• _Your objective_:
Faithfully return all lines, omitting every embedded picture.

• _Records for this task_:
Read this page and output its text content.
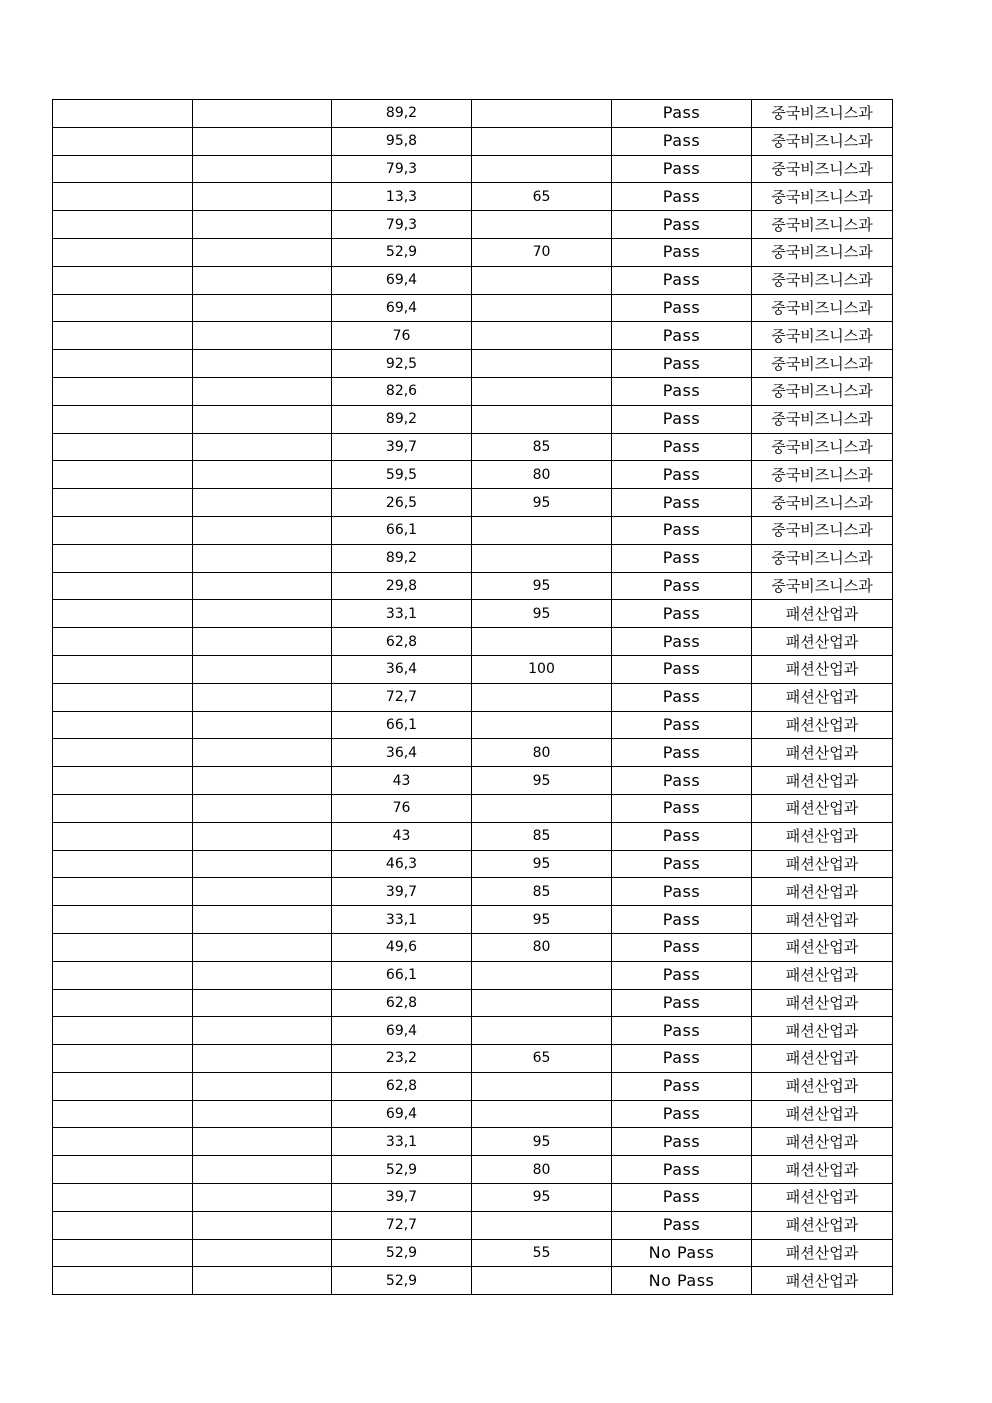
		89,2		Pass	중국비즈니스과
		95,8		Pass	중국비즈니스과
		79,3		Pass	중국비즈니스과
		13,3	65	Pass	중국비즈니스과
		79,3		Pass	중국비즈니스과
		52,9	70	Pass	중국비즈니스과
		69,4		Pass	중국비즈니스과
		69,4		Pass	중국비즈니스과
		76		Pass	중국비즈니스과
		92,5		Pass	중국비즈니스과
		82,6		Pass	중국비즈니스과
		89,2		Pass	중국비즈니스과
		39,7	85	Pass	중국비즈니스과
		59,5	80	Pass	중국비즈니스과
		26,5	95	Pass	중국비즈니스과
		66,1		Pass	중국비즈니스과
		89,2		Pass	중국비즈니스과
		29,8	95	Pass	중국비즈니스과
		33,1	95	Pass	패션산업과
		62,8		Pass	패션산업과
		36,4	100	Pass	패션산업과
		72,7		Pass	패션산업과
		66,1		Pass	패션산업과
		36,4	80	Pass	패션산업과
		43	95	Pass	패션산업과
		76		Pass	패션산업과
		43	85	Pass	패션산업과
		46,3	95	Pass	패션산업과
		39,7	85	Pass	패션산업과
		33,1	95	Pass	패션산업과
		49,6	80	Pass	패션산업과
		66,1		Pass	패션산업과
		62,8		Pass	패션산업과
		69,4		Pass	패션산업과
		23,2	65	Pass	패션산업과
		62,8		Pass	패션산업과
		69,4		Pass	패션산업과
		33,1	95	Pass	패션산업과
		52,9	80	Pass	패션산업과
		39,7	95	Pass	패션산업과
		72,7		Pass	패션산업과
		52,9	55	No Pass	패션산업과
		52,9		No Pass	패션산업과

• _Finished answer_:
Read this page and output its text content.
		89,2		Pass	중국비즈니스과
		95,8		Pass	중국비즈니스과
		79,3		Pass	중국비즈니스과
		13,3	65	Pass	중국비즈니스과
		79,3		Pass	중국비즈니스과
		52,9	70	Pass	중국비즈니스과
		69,4		Pass	중국비즈니스과
		69,4		Pass	중국비즈니스과
		76		Pass	중국비즈니스과
		92,5		Pass	중국비즈니스과
		82,6		Pass	중국비즈니스과
		89,2		Pass	중국비즈니스과
		39,7	85	Pass	중국비즈니스과
		59,5	80	Pass	중국비즈니스과
		26,5	95	Pass	중국비즈니스과
		66,1		Pass	중국비즈니스과
		89,2		Pass	중국비즈니스과
		29,8	95	Pass	중국비즈니스과
		33,1	95	Pass	패션산업과
		62,8		Pass	패션산업과
		36,4	100	Pass	패션산업과
		72,7		Pass	패션산업과
		66,1		Pass	패션산업과
		36,4	80	Pass	패션산업과
		43	95	Pass	패션산업과
		76		Pass	패션산업과
		43	85	Pass	패션산업과
		46,3	95	Pass	패션산업과
		39,7	85	Pass	패션산업과
		33,1	95	Pass	패션산업과
		49,6	80	Pass	패션산업과
		66,1		Pass	패션산업과
		62,8		Pass	패션산업과
		69,4		Pass	패션산업과
		23,2	65	Pass	패션산업과
		62,8		Pass	패션산업과
		69,4		Pass	패션산업과
		33,1	95	Pass	패션산업과
		52,9	80	Pass	패션산업과
		39,7	95	Pass	패션산업과
		72,7		Pass	패션산업과
		52,9	55	No Pass	패션산업과
		52,9		No Pass	패션산업과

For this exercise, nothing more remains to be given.